-- Information supplied --

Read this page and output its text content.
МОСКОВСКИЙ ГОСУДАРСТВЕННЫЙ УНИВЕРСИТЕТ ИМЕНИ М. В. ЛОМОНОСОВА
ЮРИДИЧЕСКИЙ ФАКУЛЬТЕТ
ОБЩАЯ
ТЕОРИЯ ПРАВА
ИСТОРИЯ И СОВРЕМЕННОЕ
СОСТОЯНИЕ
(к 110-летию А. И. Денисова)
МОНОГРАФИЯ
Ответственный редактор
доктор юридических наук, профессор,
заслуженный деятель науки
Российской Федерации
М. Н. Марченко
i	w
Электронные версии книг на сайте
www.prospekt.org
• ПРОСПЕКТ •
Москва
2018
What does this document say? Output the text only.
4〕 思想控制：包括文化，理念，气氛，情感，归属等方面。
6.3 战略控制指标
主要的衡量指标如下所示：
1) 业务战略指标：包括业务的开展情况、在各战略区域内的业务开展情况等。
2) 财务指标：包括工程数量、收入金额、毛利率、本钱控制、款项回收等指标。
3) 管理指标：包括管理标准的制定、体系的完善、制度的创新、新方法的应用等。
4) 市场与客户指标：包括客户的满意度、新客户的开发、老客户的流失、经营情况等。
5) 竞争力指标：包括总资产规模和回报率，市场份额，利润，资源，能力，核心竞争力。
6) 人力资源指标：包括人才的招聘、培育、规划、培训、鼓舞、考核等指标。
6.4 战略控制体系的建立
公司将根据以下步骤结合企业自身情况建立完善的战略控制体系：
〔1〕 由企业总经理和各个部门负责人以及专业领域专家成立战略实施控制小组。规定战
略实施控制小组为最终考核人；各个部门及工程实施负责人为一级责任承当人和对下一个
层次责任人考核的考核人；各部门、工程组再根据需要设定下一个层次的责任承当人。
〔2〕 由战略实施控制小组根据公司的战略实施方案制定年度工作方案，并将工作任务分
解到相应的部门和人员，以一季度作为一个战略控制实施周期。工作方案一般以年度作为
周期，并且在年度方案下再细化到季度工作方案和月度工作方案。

-- Exercise --
Return every line from the records above that holds the word "this".

-- Completed exercise --
Read this page and output its text content.
What does this document say? Output the text only.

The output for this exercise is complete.